[Data extracted from a collection]
====

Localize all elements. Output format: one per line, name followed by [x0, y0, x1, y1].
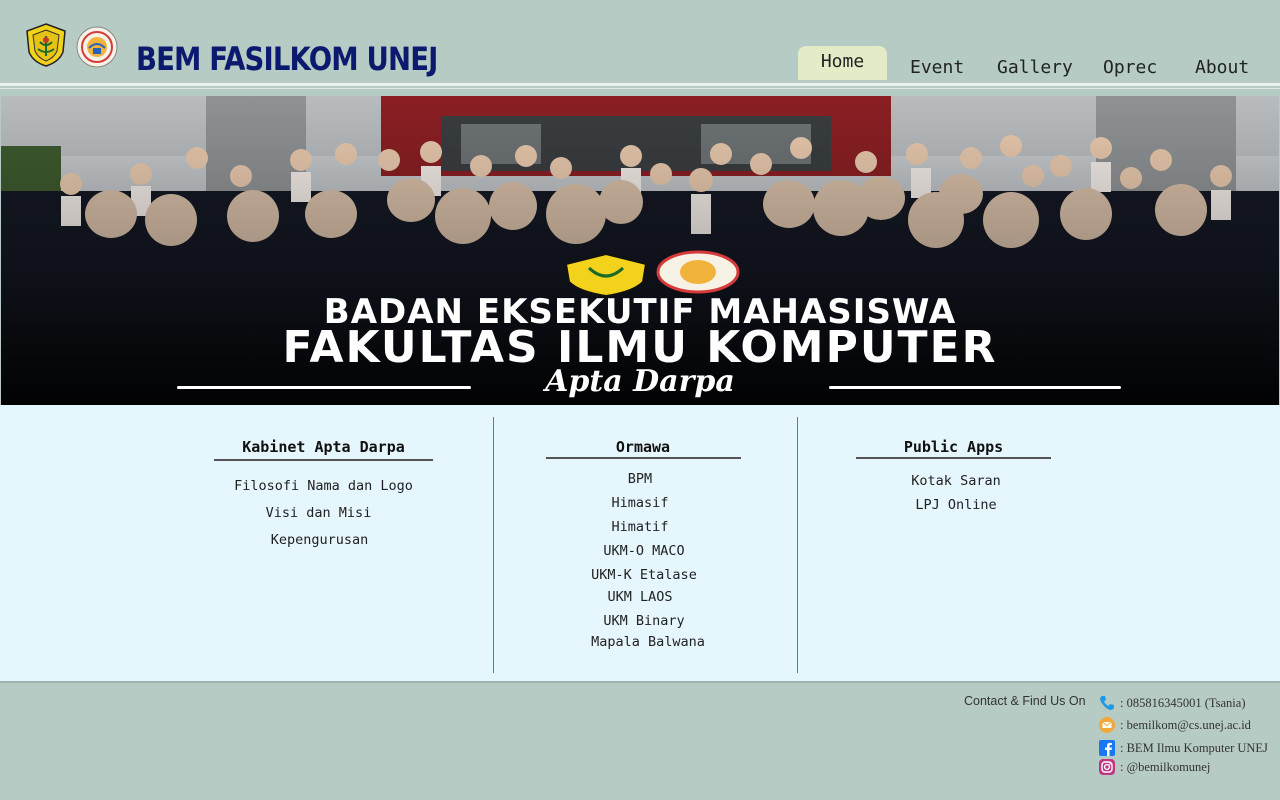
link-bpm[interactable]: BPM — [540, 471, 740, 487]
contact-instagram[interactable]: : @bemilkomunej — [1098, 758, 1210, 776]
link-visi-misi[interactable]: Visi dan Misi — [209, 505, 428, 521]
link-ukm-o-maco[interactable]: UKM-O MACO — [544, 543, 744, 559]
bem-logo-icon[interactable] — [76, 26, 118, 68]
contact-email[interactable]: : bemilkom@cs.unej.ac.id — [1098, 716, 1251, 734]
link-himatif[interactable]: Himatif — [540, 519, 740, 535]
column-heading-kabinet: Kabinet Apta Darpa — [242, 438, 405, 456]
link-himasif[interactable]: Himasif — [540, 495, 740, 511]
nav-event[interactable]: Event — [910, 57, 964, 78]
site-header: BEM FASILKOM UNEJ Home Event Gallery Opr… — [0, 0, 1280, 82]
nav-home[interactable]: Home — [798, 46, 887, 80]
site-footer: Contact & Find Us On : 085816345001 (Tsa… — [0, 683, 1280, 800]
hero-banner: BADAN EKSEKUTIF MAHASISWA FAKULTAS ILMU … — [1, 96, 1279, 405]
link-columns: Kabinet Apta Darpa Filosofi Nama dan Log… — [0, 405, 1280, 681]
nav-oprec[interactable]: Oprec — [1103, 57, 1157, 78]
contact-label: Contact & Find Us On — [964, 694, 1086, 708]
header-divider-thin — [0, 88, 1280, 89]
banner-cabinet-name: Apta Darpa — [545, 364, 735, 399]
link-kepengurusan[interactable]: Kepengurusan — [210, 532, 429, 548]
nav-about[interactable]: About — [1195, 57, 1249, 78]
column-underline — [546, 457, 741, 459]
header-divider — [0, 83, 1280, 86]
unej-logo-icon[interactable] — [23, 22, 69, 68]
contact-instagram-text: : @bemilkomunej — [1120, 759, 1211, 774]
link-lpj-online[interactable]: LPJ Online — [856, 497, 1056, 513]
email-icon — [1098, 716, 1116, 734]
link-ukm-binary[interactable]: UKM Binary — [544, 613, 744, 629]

====

#### Aim:
Format every line of the items as a Markdown table with the columns "No." and "Line", numbering the rows and leaving out blank lines. Omit the pictures.

#### Expected answer:
| No. | Line |
|---|---|
| 1 | Localize all elements. Output format: one per line, name followed by [x0, y0, x1, y1]. |
| 2 | link-bpm[interactable]: BPM — [540, 471, 740, 487] |
| 3 | contact-instagram[interactable]: : @bemilkomunej — [1098, 758, 1210, 776] |
| 4 | link-visi-misi[interactable]: Visi dan Misi — [209, 505, 428, 521] |
| 5 | link-ukm-o-maco[interactable]: UKM-O MACO — [544, 543, 744, 559] |
| 6 | bem-logo-icon[interactable] — [76, 26, 118, 68] |
| 7 | contact-email[interactable]: : bemilkom@cs.unej.ac.id — [1098, 716, 1251, 734] |
| 8 | link-himatif[interactable]: Himatif — [540, 519, 740, 535] |
| 9 | column-heading-kabinet: Kabinet Apta Darpa — [242, 438, 405, 456] |
| 10 | link-himasif[interactable]: Himasif — [540, 495, 740, 511] |
| 11 | nav-event[interactable]: Event — [910, 57, 964, 78] |
| 12 | site-header: BEM FASILKOM UNEJ Home Event Gallery Opr… — [0, 0, 1280, 82] |
| 13 | nav-home[interactable]: Home — [798, 46, 887, 80] |
| 14 | site-footer: Contact & Find Us On : 085816345001 (Tsa… — [0, 683, 1280, 800] |
| 15 | hero-banner: BADAN EKSEKUTIF MAHASISWA FAKULTAS ILMU … — [1, 96, 1279, 405] |
| 16 | link-columns: Kabinet Apta Darpa Filosofi Nama dan Log… — [0, 405, 1280, 681] |
| 17 | nav-oprec[interactable]: Oprec — [1103, 57, 1157, 78] |
| 18 | contact-label: Contact & Find Us On — [964, 694, 1086, 708] |
| 19 | header-divider-thin — [0, 88, 1280, 89] |
| 20 | banner-cabinet-name: Apta Darpa — [545, 364, 735, 399] |
| 21 | link-kepengurusan[interactable]: Kepengurusan — [210, 532, 429, 548] |
| 22 | nav-about[interactable]: About — [1195, 57, 1249, 78] |
| 23 | column-underline — [546, 457, 741, 459] |
| 24 | header-divider — [0, 83, 1280, 86] |
| 25 | unej-logo-icon[interactable] — [23, 22, 69, 68] |
| 26 | contact-instagram-text: : @bemilkomunej — [1120, 759, 1211, 774] |
| 27 | link-lpj-online[interactable]: LPJ Online — [856, 497, 1056, 513] |
| 28 | email-icon — [1098, 716, 1116, 734] |
| 29 | link-ukm-binary[interactable]: UKM Binary — [544, 613, 744, 629] |